>> begin Data lines

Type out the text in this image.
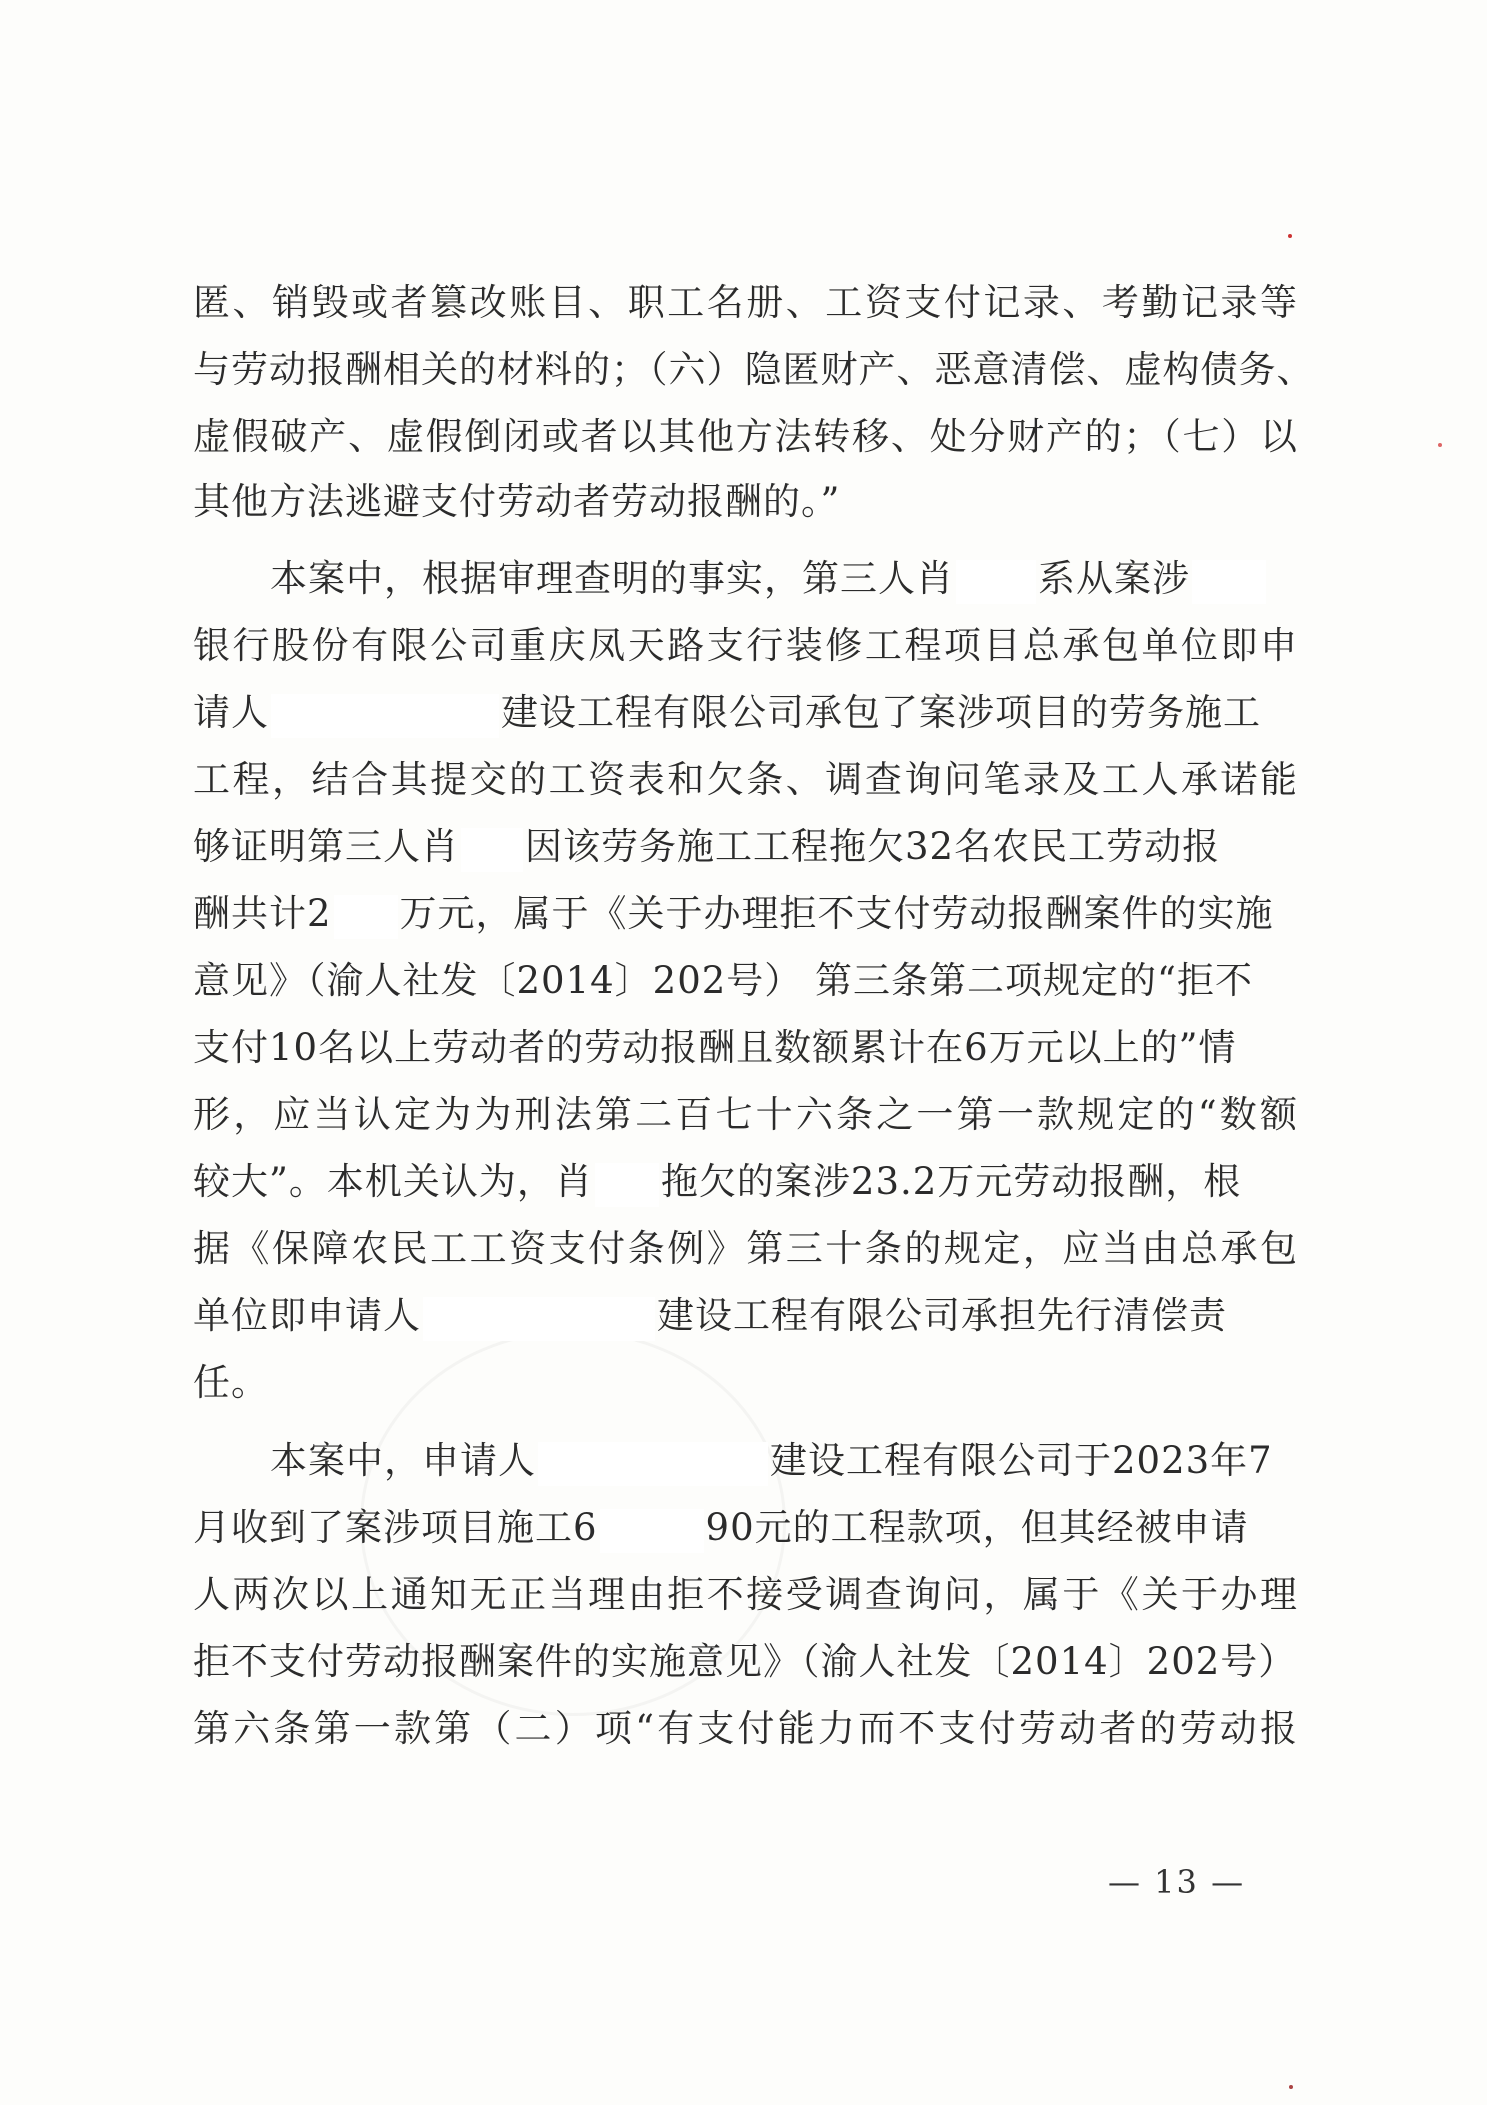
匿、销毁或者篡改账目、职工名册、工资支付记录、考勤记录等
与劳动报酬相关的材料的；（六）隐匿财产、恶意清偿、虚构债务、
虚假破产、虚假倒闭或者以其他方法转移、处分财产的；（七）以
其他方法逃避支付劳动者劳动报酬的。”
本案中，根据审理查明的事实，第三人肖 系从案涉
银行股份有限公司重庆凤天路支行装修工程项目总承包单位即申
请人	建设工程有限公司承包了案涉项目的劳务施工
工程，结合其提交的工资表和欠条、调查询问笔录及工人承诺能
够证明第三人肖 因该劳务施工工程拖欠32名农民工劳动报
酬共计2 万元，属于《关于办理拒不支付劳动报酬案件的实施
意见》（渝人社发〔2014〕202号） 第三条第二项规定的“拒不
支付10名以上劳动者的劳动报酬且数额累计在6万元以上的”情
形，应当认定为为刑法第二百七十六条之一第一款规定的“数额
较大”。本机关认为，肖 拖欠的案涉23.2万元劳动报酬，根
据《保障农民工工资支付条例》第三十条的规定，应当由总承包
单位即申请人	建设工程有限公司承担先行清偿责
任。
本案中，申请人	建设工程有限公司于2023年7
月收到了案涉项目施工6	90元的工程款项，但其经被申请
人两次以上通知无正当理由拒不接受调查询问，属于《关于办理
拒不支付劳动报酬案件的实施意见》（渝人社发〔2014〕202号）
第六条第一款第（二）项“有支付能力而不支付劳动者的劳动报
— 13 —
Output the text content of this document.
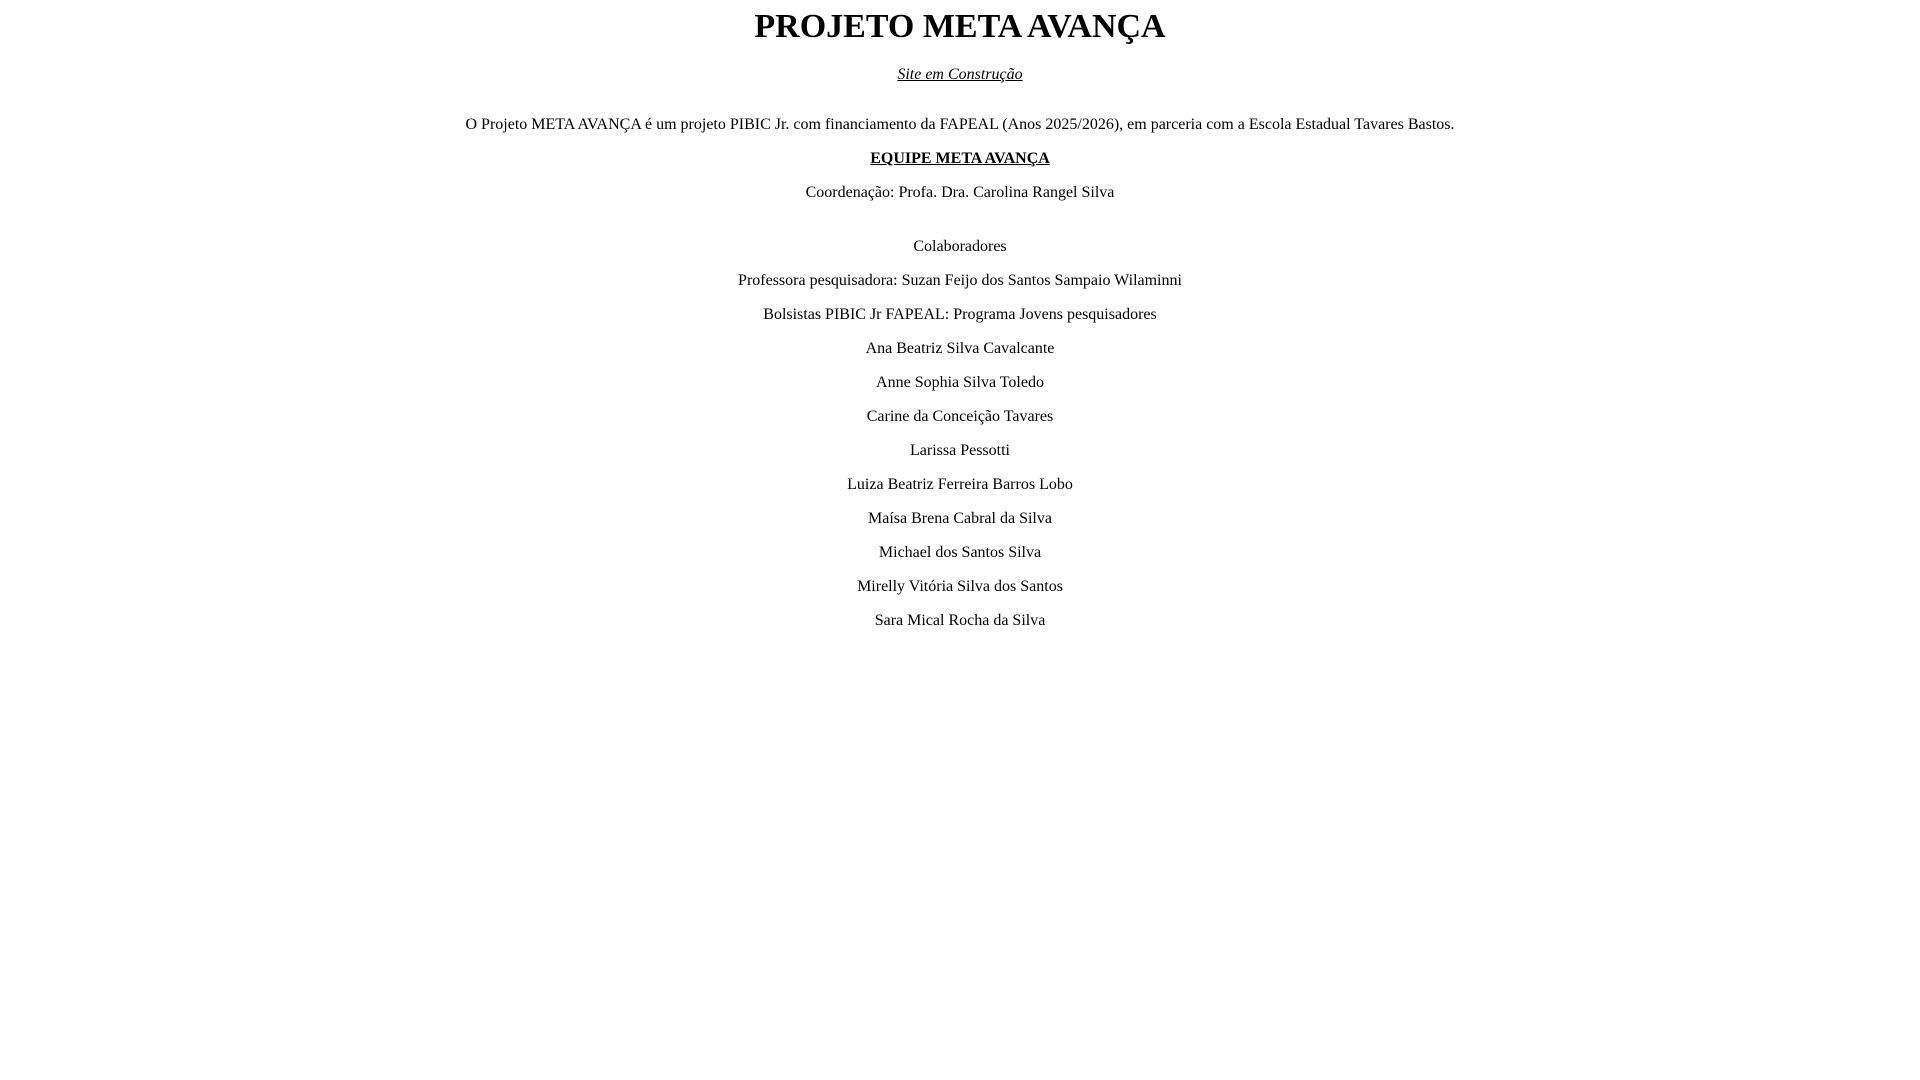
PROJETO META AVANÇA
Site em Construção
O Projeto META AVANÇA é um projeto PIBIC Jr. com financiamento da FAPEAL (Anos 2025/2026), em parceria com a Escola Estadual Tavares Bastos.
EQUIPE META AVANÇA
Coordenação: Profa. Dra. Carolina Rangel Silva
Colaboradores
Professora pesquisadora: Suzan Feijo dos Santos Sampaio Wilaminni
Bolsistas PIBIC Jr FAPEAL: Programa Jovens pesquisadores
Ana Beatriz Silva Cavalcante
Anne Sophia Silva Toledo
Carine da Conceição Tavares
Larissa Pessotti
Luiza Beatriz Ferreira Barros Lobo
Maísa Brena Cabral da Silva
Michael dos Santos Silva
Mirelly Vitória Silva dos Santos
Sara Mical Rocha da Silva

>> end Data lines

[Instructions to follow] The data above needs to be retyped exactly, with the images left out.

[Full answer]
Type out the text in this image.
匿、销毁或者篡改账目、职工名册、工资支付记录、考勤记录等
与劳动报酬相关的材料的；（六）隐匿财产、恶意清偿、虚构债务、
虚假破产、虚假倒闭或者以其他方法转移、处分财产的；（七）以
其他方法逃避支付劳动者劳动报酬的。”
本案中，根据审理查明的事实，第三人肖 系从案涉
银行股份有限公司重庆凤天路支行装修工程项目总承包单位即申
请人	建设工程有限公司承包了案涉项目的劳务施工
工程，结合其提交的工资表和欠条、调查询问笔录及工人承诺能
够证明第三人肖 因该劳务施工工程拖欠32名农民工劳动报
酬共计2 万元，属于《关于办理拒不支付劳动报酬案件的实施
意见》（渝人社发〔2014〕202号） 第三条第二项规定的“拒不
支付10名以上劳动者的劳动报酬且数额累计在6万元以上的”情
形，应当认定为为刑法第二百七十六条之一第一款规定的“数额
较大”。本机关认为，肖 拖欠的案涉23.2万元劳动报酬，根
据《保障农民工工资支付条例》第三十条的规定，应当由总承包
单位即申请人	建设工程有限公司承担先行清偿责
任。
本案中，申请人	建设工程有限公司于2023年7
月收到了案涉项目施工6	90元的工程款项，但其经被申请
人两次以上通知无正当理由拒不接受调查询问，属于《关于办理
拒不支付劳动报酬案件的实施意见》（渝人社发〔2014〕202号）
第六条第一款第（二）项“有支付能力而不支付劳动者的劳动报
— 13 —
Output the text content of this document.
PROJETO META AVANÇA
Site em Construção
O Projeto META AVANÇA é um projeto PIBIC Jr. com financiamento da FAPEAL (Anos 2025/2026), em parceria com a Escola Estadual Tavares Bastos.
EQUIPE META AVANÇA
Coordenação: Profa. Dra. Carolina Rangel Silva
Colaboradores
Professora pesquisadora: Suzan Feijo dos Santos Sampaio Wilaminni
Bolsistas PIBIC Jr FAPEAL: Programa Jovens pesquisadores
Ana Beatriz Silva Cavalcante
Anne Sophia Silva Toledo
Carine da Conceição Tavares
Larissa Pessotti
Luiza Beatriz Ferreira Barros Lobo
Maísa Brena Cabral da Silva
Michael dos Santos Silva
Mirelly Vitória Silva dos Santos
Sara Mical Rocha da Silva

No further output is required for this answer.